Work to complete –
Each line below that contains "heading" counts once; report the total and nothing more.

┌──

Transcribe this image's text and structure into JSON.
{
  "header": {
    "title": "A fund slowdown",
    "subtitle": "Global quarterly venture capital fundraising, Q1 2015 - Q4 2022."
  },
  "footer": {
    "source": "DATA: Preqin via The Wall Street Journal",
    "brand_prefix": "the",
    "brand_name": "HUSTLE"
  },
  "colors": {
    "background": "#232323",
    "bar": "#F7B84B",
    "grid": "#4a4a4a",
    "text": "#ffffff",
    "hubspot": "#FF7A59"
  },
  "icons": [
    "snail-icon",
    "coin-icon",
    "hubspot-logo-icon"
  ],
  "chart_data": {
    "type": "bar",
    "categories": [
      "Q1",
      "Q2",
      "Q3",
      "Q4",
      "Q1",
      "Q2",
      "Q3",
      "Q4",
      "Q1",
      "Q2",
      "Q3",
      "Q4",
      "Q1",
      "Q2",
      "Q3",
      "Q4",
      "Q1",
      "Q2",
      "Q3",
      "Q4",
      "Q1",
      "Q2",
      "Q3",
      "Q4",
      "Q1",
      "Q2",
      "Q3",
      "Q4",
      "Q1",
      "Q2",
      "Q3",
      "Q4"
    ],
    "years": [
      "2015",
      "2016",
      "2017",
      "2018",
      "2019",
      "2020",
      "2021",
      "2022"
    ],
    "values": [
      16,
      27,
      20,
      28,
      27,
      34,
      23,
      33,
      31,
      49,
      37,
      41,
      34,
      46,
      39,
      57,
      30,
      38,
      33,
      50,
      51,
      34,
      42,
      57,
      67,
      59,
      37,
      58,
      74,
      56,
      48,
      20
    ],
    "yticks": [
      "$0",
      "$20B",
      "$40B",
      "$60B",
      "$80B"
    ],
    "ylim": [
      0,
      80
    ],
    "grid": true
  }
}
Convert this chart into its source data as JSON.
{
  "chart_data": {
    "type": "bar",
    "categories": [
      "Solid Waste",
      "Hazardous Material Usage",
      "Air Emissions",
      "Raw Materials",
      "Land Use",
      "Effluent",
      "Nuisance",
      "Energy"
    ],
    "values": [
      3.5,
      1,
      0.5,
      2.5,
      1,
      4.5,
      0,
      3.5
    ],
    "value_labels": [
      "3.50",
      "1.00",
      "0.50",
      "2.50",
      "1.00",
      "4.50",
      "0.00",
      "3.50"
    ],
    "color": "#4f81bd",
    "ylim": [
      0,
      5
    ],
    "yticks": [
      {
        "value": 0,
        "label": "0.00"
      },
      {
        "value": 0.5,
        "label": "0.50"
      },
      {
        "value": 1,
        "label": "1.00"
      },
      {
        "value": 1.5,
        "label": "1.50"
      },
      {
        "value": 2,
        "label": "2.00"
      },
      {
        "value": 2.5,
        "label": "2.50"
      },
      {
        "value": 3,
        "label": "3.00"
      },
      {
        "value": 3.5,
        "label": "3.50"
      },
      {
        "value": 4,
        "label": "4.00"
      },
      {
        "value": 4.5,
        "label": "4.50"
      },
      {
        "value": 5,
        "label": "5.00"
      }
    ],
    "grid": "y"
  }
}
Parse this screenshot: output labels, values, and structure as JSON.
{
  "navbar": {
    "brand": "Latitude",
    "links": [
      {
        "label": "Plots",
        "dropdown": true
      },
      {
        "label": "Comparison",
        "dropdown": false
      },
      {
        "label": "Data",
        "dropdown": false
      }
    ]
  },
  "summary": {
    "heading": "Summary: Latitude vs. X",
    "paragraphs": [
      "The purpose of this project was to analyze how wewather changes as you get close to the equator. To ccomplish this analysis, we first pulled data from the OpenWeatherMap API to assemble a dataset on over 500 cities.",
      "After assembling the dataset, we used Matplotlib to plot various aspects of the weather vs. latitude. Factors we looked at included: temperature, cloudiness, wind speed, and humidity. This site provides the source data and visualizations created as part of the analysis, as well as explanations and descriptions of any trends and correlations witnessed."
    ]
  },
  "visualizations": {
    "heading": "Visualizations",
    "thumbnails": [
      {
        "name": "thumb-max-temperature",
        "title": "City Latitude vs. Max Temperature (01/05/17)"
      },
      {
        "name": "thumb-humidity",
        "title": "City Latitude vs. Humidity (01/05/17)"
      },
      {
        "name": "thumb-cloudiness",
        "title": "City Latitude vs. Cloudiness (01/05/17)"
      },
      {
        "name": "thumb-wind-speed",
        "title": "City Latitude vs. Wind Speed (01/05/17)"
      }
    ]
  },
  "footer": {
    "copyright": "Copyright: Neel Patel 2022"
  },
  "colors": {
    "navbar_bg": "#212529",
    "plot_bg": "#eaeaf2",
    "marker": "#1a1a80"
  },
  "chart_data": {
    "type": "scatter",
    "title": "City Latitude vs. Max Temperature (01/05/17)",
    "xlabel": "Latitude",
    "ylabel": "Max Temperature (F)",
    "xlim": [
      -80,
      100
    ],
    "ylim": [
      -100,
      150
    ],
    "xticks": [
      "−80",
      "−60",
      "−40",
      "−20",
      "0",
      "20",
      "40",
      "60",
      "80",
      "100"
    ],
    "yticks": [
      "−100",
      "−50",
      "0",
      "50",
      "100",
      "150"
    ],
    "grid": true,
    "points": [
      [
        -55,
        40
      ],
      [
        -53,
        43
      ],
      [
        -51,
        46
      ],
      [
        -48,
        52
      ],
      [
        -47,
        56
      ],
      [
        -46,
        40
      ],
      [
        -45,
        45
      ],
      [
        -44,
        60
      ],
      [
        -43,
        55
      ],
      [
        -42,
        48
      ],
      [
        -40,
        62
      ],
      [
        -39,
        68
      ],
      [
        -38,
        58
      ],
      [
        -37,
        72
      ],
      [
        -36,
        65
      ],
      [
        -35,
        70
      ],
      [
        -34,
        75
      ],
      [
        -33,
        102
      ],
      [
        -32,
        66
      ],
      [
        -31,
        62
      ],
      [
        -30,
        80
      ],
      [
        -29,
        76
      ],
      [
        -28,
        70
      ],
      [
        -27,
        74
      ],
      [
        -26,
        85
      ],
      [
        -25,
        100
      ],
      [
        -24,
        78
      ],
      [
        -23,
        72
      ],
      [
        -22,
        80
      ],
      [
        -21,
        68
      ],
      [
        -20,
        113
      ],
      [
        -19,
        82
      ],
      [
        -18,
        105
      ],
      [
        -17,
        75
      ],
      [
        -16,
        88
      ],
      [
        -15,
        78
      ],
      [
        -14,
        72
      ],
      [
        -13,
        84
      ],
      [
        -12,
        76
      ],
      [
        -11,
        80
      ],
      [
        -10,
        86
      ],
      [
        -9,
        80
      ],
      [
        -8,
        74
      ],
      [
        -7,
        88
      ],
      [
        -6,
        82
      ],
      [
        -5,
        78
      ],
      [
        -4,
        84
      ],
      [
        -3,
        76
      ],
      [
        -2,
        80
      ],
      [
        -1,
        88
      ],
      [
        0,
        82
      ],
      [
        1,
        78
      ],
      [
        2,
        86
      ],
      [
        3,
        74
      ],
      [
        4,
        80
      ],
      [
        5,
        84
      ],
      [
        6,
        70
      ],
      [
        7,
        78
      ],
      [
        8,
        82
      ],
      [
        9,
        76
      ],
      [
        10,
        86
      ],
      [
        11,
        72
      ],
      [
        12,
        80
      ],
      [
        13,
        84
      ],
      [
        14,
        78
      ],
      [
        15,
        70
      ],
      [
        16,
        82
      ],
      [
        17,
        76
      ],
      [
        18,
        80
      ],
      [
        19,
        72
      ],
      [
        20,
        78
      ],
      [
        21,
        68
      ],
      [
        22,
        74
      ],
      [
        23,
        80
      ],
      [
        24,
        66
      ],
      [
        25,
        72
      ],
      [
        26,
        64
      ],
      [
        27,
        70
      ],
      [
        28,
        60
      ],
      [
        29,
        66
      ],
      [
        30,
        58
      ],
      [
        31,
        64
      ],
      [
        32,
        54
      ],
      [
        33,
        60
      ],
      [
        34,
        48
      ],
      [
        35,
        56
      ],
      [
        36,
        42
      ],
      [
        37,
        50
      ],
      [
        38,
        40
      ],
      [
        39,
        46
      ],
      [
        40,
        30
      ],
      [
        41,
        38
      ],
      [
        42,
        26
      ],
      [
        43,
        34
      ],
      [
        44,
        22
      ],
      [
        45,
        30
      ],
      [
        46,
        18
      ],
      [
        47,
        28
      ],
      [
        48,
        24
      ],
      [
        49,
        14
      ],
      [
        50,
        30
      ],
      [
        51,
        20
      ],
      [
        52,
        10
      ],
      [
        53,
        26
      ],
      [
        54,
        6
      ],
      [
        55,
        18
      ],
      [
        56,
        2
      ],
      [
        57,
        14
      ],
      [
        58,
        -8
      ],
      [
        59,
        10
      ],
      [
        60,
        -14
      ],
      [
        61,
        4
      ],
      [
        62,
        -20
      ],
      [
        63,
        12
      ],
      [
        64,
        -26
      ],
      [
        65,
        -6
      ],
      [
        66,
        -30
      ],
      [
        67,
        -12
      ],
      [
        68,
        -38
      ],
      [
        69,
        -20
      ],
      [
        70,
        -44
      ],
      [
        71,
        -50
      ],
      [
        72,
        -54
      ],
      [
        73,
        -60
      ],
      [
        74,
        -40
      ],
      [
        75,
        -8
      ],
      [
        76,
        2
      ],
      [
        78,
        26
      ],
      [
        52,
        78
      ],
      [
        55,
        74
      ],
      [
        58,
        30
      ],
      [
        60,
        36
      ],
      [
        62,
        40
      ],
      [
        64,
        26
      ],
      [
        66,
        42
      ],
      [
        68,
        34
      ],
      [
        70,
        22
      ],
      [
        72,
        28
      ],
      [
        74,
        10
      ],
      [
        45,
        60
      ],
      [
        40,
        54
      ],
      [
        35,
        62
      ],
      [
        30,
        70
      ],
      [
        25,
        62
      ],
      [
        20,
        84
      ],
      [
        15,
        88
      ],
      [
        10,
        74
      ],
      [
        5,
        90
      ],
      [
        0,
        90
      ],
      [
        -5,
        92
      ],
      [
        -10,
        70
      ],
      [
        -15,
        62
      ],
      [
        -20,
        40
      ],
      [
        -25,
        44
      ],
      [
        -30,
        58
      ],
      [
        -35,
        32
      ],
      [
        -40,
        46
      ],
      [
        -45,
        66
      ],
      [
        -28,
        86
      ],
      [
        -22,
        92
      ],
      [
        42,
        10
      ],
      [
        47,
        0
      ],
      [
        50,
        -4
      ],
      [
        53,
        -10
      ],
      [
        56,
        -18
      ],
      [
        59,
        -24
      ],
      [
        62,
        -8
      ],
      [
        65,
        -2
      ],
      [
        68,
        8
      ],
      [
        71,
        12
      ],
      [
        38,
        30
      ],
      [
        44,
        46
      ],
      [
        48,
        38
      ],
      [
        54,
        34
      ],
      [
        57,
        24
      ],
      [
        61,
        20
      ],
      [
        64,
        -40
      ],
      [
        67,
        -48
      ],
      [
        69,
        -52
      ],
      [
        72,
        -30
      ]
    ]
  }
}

└──

Complete response –
2